>>>>

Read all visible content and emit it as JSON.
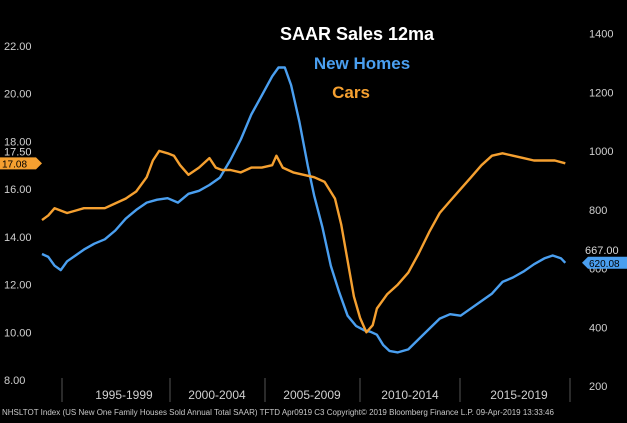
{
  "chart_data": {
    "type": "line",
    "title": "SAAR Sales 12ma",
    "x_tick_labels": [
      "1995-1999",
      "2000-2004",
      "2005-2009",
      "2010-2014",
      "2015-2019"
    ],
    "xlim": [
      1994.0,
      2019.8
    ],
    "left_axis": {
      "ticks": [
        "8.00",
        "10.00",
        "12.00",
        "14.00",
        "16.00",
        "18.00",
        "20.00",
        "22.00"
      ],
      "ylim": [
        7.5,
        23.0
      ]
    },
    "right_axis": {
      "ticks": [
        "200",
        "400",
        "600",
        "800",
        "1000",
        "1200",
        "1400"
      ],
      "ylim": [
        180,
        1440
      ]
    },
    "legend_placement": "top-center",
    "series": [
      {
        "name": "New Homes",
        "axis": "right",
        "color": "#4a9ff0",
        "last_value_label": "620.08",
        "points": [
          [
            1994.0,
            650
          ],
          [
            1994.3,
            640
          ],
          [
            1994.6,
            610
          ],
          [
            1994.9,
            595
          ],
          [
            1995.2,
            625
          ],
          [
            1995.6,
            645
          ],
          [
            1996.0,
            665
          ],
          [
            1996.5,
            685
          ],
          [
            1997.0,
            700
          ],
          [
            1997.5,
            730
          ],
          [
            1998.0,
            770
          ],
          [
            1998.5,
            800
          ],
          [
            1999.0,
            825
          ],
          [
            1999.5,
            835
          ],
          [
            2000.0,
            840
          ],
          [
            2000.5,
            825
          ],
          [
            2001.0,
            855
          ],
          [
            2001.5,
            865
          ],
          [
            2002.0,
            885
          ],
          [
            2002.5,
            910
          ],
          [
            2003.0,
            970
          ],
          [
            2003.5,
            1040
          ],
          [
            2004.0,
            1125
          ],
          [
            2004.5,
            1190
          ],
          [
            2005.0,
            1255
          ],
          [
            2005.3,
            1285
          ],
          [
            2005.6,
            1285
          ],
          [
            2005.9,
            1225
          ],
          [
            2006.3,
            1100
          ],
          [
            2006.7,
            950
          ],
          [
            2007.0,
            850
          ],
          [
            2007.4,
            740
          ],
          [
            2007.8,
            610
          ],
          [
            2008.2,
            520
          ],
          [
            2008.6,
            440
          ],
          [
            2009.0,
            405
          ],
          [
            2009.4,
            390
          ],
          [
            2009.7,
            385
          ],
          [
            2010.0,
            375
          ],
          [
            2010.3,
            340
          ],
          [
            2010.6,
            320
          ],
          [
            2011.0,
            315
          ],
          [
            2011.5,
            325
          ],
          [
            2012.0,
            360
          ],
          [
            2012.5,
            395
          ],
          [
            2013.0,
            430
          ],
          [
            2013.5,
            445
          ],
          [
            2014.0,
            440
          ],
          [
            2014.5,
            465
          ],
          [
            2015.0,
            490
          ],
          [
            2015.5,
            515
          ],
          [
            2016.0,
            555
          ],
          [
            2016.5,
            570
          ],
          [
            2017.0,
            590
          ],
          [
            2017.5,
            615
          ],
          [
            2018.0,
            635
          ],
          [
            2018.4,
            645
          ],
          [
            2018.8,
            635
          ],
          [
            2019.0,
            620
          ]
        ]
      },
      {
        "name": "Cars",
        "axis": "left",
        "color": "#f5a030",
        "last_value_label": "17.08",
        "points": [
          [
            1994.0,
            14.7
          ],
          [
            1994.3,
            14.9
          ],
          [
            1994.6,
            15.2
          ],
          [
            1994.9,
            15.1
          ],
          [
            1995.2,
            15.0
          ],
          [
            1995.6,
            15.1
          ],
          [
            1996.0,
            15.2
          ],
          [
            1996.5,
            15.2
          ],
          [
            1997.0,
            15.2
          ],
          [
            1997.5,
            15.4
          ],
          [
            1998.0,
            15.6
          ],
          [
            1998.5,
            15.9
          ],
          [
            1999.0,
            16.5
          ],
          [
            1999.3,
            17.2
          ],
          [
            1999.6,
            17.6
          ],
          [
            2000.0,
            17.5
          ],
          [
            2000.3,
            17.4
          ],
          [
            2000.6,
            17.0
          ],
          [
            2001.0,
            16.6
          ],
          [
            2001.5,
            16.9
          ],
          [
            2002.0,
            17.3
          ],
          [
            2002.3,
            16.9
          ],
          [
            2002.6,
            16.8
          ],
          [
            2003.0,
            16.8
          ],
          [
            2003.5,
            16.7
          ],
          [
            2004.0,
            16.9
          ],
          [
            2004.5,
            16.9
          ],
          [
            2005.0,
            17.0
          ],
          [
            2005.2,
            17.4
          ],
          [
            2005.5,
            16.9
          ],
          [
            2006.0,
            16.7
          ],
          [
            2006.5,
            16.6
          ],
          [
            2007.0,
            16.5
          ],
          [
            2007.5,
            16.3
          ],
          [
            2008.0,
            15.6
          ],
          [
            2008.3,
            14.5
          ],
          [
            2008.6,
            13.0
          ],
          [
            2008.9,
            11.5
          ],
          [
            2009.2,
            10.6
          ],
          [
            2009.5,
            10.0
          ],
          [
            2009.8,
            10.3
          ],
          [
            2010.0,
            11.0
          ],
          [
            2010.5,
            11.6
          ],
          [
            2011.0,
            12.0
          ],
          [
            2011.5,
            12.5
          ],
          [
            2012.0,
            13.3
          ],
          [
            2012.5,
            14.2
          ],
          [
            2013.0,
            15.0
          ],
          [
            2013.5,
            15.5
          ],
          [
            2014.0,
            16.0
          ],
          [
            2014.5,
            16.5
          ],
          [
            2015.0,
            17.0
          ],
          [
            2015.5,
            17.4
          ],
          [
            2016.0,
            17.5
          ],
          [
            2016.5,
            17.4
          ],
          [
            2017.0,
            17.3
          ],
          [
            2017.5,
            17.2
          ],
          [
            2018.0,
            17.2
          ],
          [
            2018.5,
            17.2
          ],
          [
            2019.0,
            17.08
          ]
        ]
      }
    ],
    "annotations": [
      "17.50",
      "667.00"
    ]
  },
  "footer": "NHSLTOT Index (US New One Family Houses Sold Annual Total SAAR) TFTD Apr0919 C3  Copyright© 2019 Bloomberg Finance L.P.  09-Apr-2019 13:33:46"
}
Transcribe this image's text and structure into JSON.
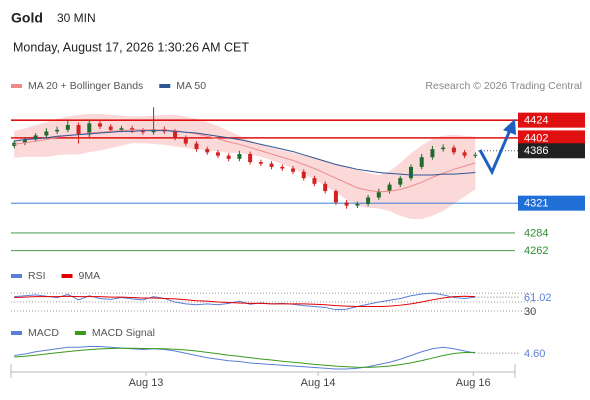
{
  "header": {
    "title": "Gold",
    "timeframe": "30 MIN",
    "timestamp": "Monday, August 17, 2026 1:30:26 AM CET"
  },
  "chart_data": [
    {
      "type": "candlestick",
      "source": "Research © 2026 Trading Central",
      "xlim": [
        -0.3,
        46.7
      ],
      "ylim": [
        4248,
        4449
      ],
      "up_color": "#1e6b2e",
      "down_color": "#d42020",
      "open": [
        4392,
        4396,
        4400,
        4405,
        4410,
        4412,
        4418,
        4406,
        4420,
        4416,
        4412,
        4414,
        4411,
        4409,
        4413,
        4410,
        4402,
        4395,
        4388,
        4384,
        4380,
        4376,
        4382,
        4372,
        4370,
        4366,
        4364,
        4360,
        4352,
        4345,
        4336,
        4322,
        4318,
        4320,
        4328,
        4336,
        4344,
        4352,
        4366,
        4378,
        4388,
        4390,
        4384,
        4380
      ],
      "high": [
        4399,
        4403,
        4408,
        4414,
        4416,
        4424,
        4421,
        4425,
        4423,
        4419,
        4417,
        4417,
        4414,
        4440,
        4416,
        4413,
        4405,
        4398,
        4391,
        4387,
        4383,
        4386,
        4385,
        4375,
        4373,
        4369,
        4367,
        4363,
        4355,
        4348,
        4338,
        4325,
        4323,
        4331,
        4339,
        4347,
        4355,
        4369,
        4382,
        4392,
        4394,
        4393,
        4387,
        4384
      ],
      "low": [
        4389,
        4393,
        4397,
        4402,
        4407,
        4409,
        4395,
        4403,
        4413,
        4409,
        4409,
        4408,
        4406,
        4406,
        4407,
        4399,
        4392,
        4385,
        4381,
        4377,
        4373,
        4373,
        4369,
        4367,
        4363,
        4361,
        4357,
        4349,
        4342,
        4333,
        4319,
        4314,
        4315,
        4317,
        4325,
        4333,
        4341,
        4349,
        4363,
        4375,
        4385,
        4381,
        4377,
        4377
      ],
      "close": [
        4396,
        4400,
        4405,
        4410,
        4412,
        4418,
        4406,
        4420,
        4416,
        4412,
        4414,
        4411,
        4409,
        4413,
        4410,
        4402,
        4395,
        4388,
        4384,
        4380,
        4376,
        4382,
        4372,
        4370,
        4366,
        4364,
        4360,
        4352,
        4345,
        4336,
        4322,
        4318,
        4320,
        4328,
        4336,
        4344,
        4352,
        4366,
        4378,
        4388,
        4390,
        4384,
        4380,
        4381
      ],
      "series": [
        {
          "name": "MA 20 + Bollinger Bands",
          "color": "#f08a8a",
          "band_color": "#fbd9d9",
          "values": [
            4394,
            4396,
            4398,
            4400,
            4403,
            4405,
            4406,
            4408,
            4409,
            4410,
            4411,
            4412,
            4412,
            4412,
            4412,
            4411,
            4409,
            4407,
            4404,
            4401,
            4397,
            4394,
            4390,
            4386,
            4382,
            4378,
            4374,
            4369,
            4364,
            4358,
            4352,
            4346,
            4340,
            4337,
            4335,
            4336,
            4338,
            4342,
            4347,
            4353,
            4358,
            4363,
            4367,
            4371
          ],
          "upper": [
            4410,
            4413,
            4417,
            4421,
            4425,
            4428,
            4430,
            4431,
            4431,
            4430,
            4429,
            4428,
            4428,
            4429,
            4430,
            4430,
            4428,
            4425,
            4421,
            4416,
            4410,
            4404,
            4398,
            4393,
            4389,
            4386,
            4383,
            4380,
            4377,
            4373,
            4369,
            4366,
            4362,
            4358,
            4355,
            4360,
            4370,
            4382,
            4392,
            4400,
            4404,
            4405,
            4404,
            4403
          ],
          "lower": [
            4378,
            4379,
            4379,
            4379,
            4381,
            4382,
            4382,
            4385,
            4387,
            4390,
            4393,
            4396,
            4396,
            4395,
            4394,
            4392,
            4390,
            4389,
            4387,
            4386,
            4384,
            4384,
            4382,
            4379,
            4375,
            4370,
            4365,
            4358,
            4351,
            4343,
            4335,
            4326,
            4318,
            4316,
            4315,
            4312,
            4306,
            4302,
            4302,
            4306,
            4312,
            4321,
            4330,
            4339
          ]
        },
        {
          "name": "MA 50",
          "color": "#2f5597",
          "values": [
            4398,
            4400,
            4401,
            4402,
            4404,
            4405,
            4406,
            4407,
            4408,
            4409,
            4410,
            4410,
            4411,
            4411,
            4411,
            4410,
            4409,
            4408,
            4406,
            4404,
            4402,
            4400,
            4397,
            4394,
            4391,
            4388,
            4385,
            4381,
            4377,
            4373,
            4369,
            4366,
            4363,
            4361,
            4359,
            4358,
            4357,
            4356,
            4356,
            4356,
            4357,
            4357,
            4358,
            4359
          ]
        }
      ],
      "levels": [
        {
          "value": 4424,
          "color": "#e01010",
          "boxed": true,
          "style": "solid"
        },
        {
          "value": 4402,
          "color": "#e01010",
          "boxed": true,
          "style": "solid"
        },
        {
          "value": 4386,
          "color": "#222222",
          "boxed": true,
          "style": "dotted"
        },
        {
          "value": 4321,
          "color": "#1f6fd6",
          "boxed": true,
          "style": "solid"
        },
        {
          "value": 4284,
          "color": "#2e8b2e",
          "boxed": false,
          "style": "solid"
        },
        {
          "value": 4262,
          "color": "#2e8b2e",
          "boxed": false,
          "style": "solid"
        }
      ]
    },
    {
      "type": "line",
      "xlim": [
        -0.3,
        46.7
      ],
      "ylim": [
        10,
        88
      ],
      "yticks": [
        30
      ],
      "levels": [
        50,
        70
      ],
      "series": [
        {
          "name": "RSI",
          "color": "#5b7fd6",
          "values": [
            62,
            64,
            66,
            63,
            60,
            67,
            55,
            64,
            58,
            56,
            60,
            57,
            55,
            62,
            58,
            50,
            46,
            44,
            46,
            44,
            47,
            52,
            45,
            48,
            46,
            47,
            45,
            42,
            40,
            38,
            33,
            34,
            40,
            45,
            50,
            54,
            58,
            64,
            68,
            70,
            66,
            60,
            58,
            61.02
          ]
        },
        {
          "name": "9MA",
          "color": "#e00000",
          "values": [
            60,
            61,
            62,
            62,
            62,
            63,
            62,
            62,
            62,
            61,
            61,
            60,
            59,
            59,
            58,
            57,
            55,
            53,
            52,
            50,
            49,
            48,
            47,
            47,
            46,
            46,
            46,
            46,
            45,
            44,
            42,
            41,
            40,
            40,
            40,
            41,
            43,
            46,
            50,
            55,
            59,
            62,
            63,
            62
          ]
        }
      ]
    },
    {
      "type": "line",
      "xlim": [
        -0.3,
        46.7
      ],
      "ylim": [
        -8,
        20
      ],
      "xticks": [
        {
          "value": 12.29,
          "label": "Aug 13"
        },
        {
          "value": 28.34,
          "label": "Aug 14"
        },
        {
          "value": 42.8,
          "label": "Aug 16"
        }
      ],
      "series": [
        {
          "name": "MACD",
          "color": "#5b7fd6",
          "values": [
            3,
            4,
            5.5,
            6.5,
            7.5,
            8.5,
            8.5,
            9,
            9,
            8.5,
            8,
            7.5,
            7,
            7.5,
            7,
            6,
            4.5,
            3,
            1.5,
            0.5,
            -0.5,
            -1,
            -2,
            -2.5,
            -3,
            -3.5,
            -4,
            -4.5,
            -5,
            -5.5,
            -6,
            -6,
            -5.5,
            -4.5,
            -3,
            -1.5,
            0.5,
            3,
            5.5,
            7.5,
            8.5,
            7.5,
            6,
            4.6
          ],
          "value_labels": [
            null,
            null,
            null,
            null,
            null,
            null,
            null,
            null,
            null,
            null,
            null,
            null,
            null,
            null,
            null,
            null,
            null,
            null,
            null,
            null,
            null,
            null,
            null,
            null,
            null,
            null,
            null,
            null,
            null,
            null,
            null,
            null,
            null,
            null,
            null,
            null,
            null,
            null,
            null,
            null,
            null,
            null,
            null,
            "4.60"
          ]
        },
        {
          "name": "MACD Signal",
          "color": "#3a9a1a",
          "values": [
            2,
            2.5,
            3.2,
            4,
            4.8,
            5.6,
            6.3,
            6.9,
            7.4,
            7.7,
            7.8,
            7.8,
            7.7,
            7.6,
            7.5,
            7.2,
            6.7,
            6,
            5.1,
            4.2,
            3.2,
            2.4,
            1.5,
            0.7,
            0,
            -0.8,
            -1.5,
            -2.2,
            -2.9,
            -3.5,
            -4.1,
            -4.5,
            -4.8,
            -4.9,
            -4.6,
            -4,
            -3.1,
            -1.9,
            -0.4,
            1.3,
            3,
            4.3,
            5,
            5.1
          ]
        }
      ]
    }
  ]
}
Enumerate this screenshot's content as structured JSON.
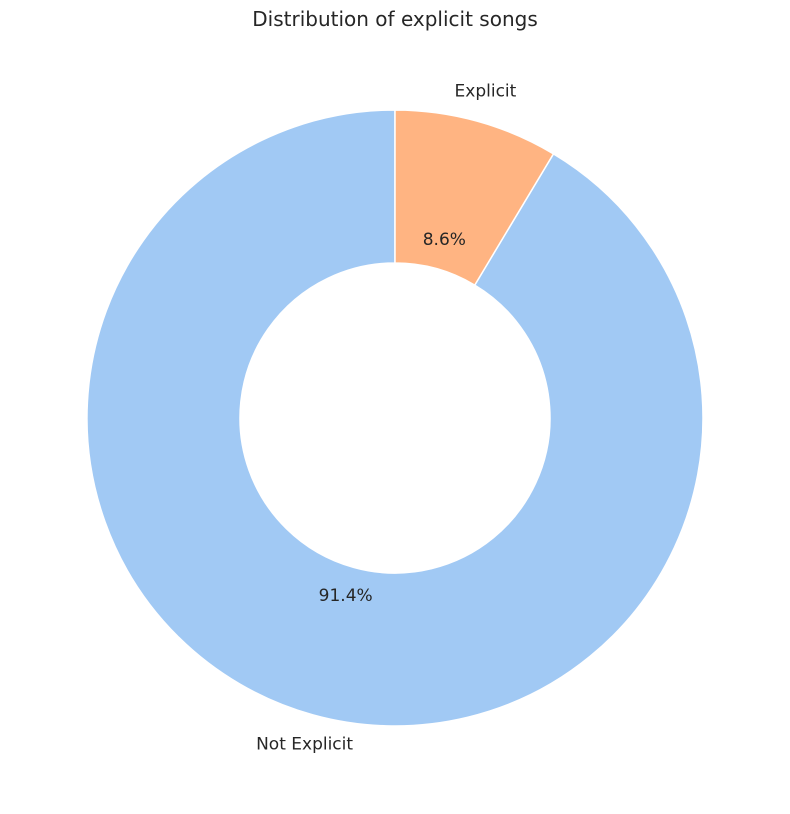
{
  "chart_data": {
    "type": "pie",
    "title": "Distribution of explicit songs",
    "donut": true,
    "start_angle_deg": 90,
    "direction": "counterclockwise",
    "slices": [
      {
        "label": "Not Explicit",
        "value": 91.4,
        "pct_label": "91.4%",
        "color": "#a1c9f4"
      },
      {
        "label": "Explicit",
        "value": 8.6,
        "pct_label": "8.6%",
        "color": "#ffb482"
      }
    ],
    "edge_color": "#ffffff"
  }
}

<<<<

_TASK_: Say the number of lines in the records above that include the string "content", and no more.

_TASK OUTPUT_: 2